_Items_
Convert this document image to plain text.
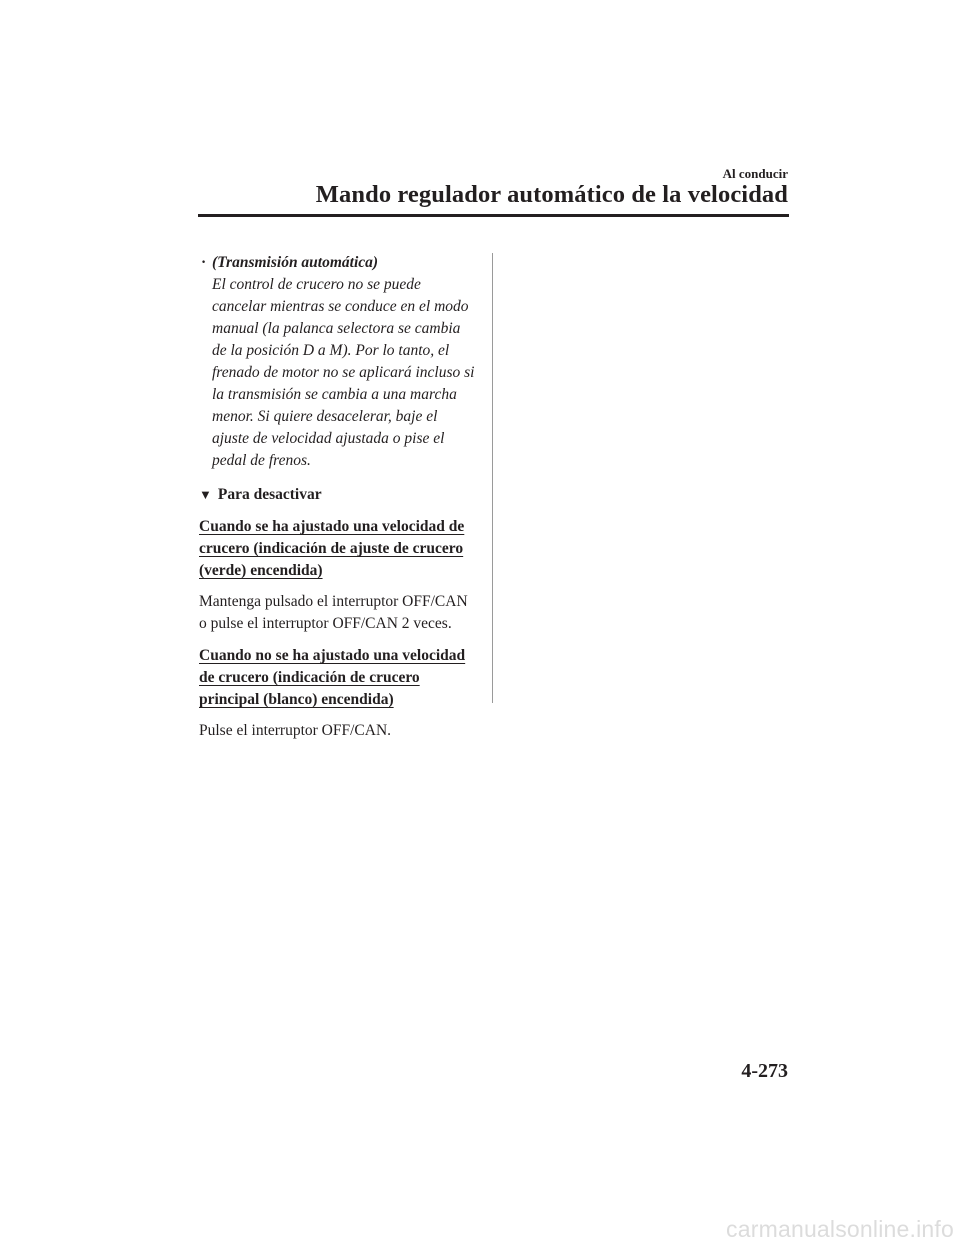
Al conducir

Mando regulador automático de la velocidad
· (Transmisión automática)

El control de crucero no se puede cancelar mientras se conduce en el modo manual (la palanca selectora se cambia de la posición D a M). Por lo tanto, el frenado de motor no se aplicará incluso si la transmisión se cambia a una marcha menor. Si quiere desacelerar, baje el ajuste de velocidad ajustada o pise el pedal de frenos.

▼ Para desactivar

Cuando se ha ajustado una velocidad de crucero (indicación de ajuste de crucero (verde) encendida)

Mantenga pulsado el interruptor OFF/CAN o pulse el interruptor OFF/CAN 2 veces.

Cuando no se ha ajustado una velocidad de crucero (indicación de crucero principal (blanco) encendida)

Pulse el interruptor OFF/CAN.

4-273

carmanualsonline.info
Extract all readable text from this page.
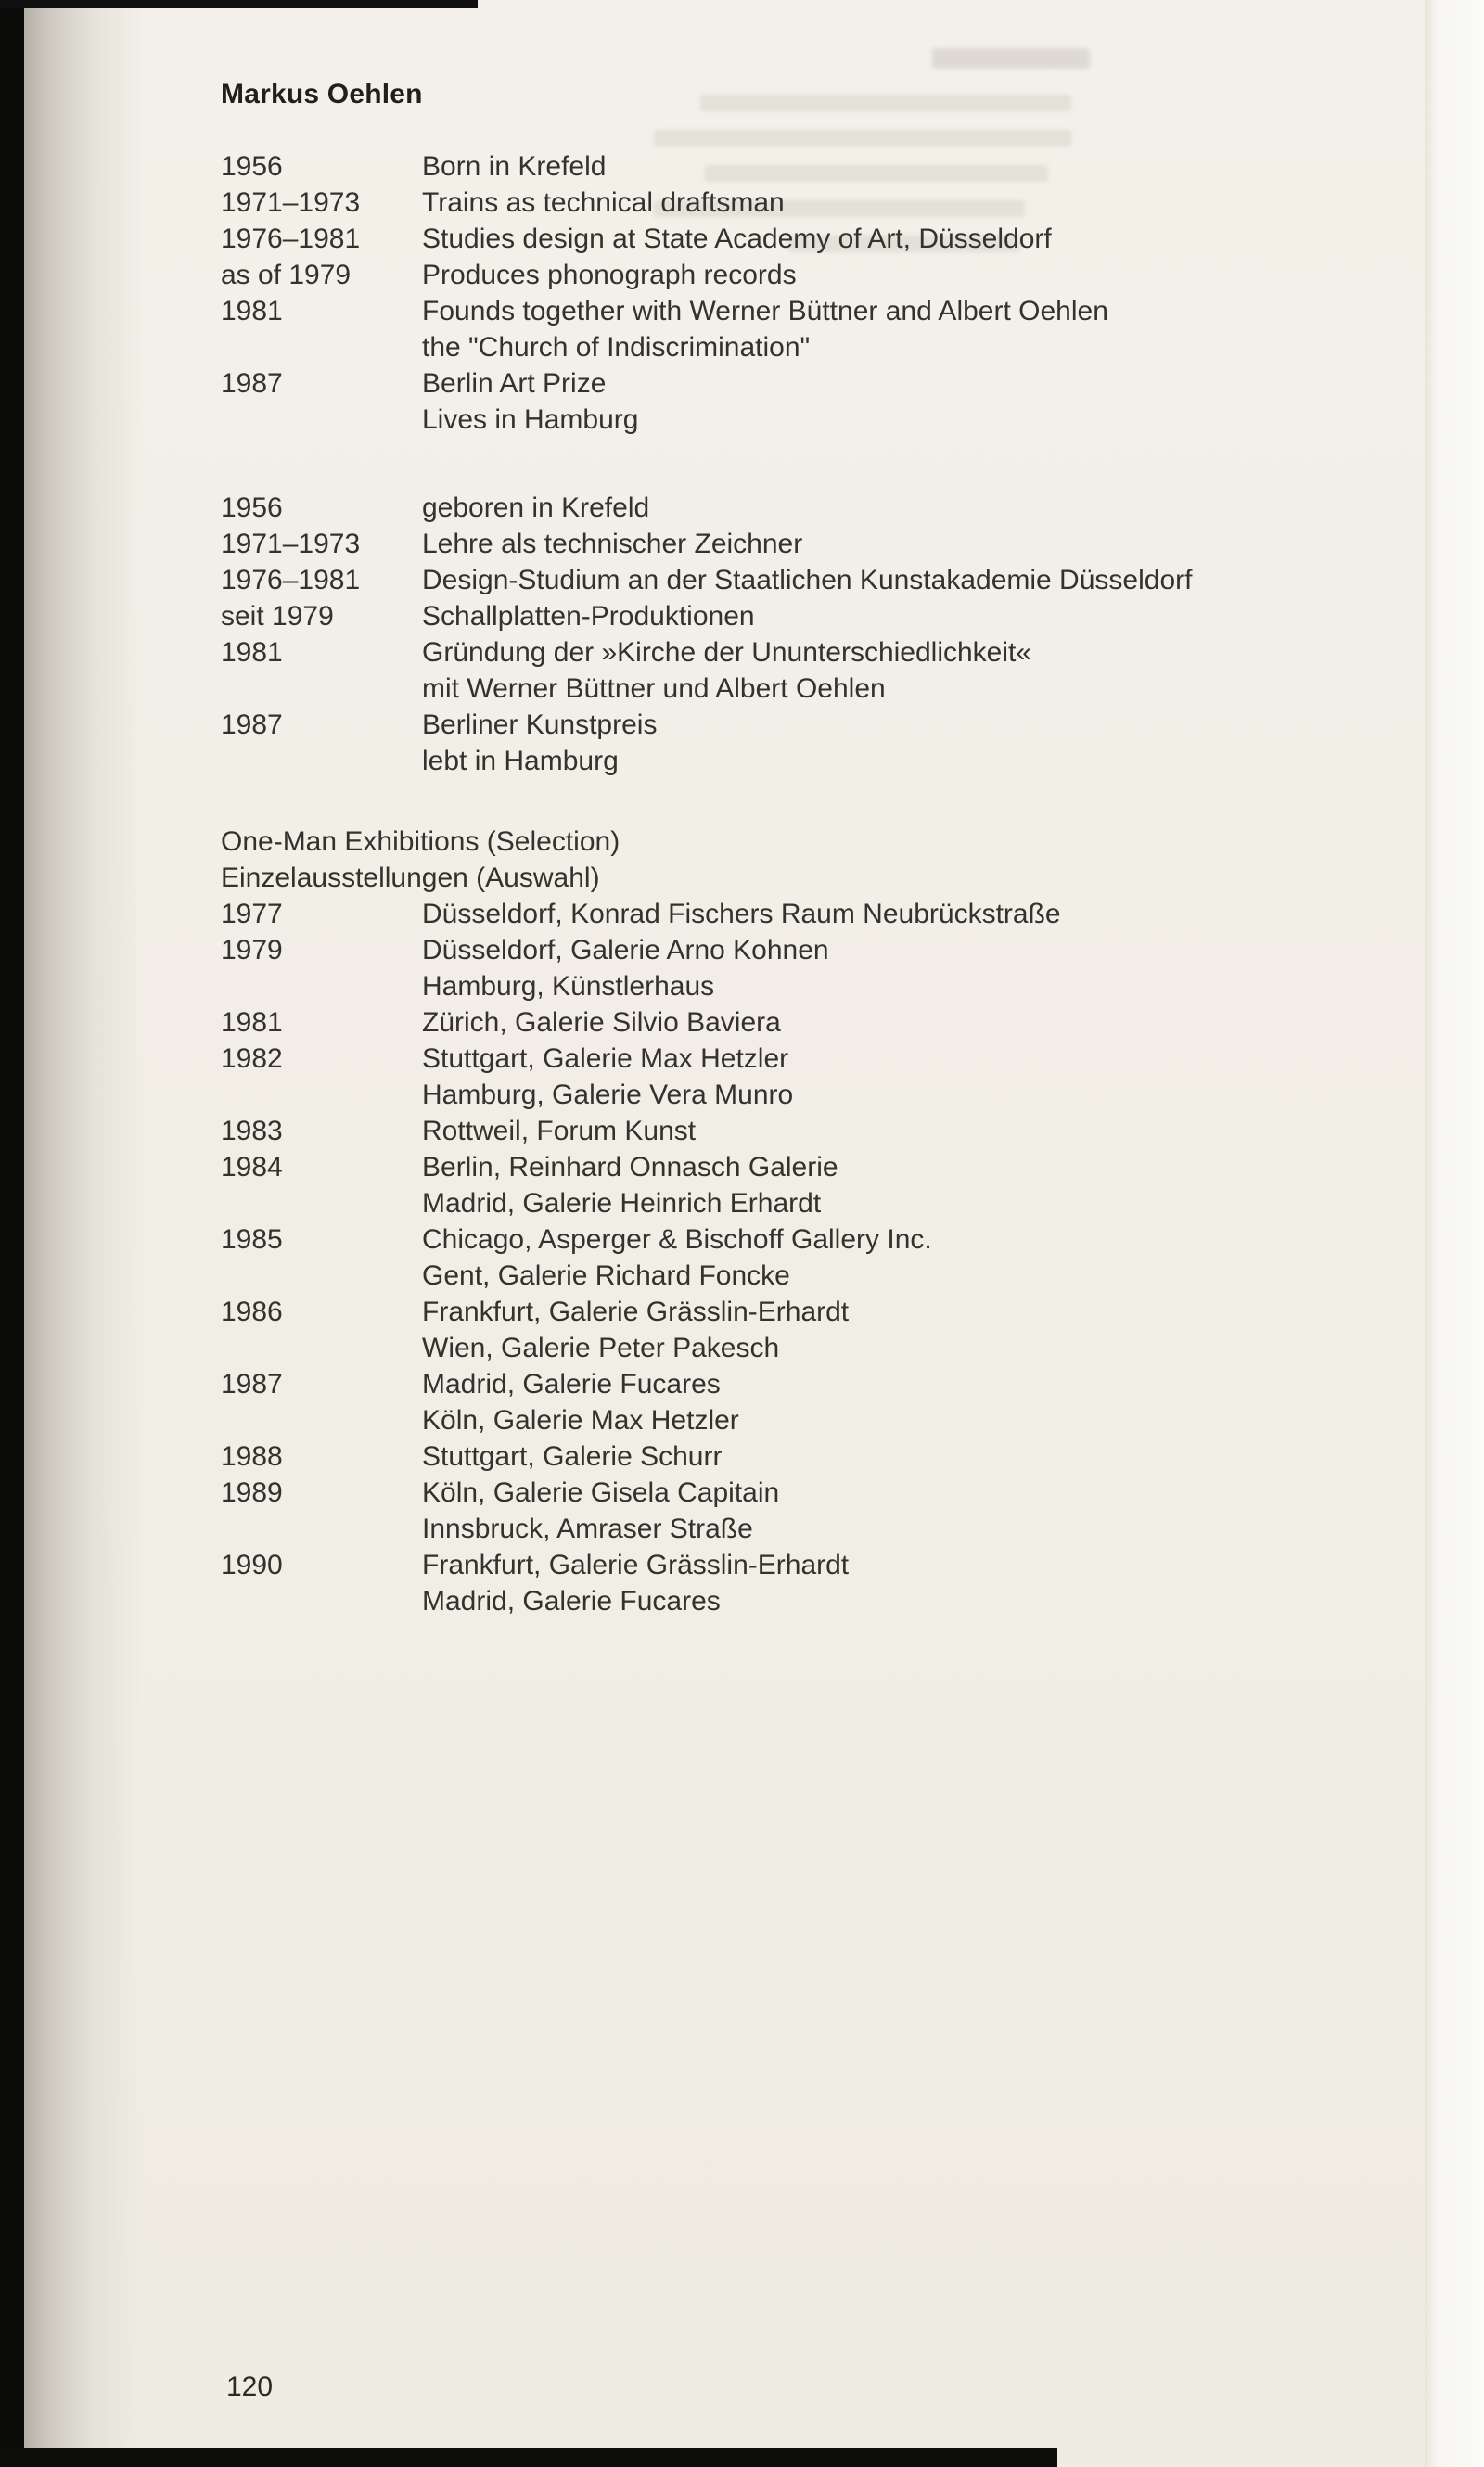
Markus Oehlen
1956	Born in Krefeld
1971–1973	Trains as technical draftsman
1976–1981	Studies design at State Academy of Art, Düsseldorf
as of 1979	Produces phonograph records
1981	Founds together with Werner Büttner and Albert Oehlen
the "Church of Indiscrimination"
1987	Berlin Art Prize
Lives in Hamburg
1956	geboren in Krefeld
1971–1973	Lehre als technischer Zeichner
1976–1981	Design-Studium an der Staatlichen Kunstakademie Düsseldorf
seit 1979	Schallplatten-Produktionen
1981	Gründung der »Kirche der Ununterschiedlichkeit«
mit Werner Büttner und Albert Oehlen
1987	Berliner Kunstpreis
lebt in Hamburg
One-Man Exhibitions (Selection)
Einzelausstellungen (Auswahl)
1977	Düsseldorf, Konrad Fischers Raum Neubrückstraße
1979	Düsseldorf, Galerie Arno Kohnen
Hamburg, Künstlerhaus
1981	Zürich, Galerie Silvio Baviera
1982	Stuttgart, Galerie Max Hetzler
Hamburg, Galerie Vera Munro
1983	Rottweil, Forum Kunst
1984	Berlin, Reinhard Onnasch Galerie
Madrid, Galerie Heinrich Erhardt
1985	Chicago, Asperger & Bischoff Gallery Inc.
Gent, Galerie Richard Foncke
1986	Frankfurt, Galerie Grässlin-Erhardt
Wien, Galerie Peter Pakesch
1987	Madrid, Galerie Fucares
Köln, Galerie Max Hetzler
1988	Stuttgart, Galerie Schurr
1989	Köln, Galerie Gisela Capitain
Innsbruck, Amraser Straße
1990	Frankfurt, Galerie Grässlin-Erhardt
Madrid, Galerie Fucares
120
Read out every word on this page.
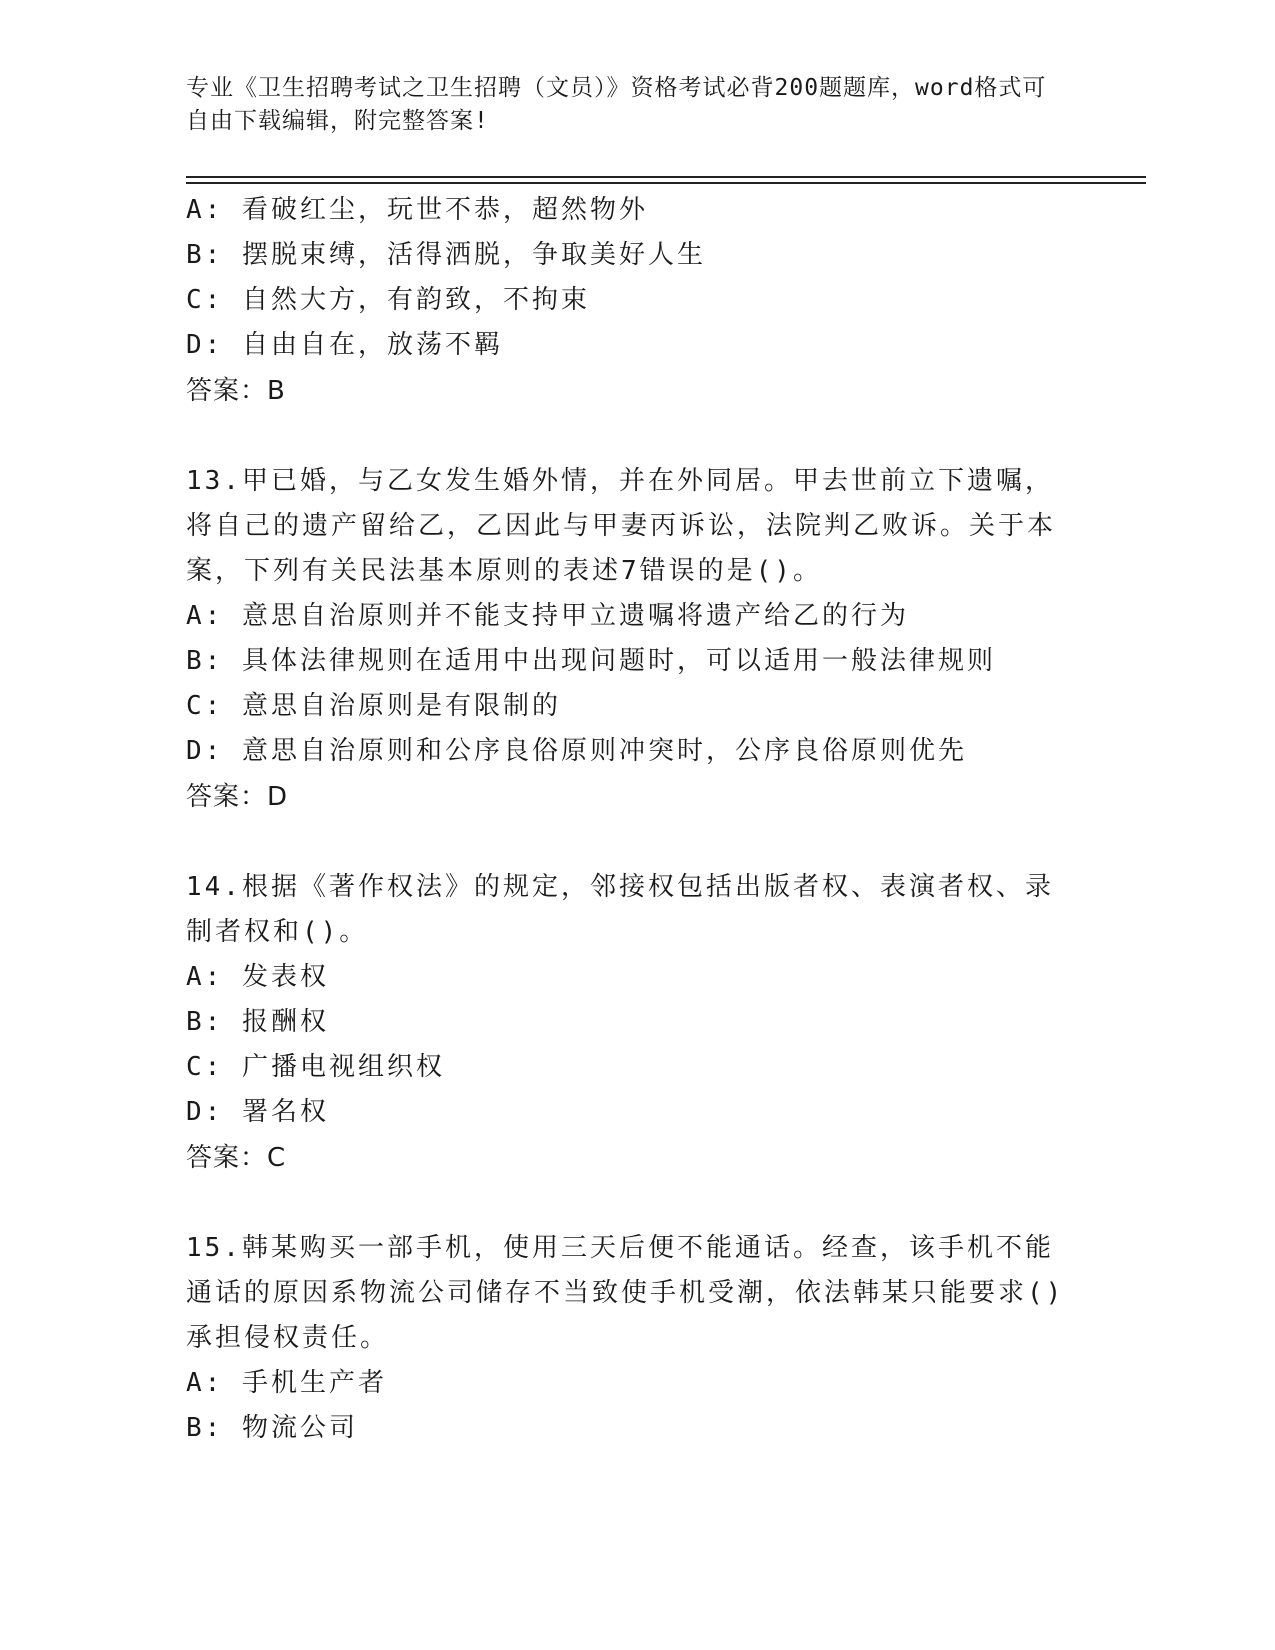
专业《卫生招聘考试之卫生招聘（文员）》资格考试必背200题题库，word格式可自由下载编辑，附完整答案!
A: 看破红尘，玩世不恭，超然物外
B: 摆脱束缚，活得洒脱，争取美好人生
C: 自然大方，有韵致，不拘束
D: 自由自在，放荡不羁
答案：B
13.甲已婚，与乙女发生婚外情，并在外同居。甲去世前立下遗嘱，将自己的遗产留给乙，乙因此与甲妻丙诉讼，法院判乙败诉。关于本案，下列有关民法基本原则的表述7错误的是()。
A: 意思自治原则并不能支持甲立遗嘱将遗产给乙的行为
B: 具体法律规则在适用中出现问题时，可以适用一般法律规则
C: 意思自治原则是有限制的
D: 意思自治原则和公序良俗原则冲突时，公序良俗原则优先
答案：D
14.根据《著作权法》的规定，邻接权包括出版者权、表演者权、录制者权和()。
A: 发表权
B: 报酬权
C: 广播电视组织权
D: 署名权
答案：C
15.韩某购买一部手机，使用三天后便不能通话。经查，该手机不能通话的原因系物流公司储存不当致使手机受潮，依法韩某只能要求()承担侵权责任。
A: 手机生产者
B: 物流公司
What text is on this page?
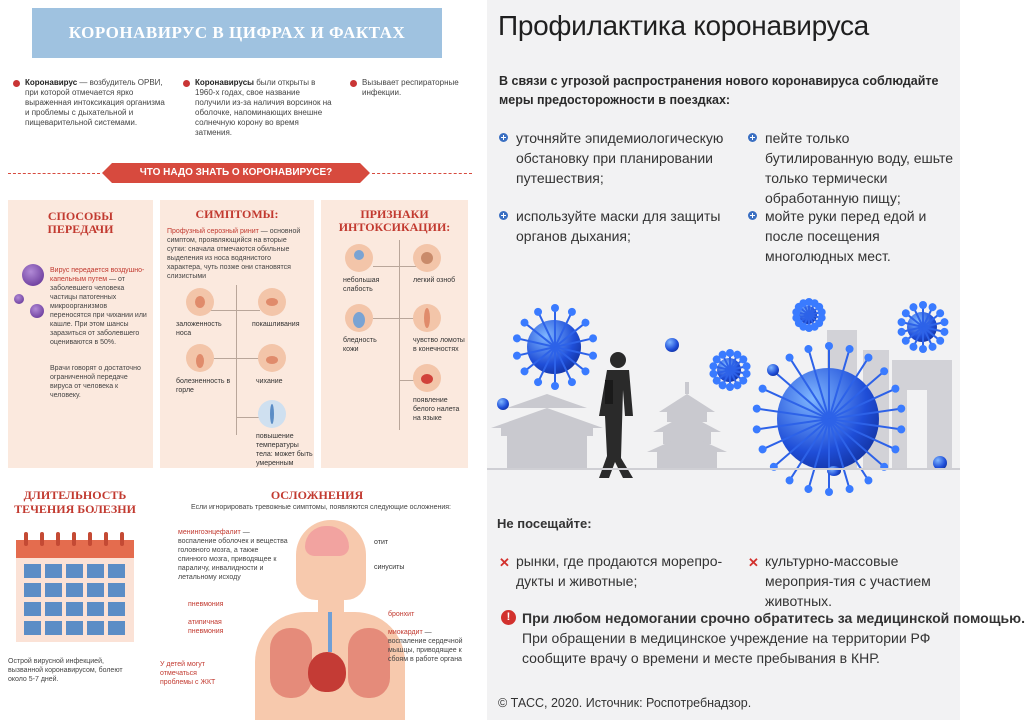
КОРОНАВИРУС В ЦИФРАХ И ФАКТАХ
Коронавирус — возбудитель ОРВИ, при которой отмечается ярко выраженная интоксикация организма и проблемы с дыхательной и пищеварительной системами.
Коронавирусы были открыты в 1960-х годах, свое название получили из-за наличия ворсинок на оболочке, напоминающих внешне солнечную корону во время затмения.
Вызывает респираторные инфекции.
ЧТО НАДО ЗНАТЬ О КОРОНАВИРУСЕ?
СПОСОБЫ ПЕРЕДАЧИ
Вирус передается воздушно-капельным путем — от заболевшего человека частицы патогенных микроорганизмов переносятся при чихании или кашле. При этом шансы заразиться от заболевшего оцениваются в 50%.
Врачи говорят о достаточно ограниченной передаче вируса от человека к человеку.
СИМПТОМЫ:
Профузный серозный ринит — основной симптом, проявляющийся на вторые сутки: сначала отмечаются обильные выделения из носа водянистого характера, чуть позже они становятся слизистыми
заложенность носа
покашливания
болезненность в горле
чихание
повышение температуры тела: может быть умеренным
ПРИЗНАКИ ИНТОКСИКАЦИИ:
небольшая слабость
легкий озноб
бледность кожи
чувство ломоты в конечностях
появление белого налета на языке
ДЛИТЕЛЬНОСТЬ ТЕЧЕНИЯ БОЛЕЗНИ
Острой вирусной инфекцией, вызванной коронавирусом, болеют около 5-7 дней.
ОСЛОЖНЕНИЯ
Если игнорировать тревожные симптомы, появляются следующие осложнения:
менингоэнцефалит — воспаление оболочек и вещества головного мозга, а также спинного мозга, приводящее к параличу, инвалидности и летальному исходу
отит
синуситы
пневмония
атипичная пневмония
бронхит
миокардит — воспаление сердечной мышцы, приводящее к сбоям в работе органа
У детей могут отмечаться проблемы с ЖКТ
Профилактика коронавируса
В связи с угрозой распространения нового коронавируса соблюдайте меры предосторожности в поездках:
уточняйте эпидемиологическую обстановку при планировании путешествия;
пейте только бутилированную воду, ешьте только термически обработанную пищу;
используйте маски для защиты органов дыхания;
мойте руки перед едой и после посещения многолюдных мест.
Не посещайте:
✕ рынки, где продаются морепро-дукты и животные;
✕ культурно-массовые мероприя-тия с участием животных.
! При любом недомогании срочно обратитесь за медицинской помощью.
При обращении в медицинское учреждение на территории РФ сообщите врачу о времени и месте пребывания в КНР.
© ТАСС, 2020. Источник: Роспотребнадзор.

_Given problem_
Check every line in the material above for the string "indicación", then give only the number of lines that have it.

_Exercise output_
2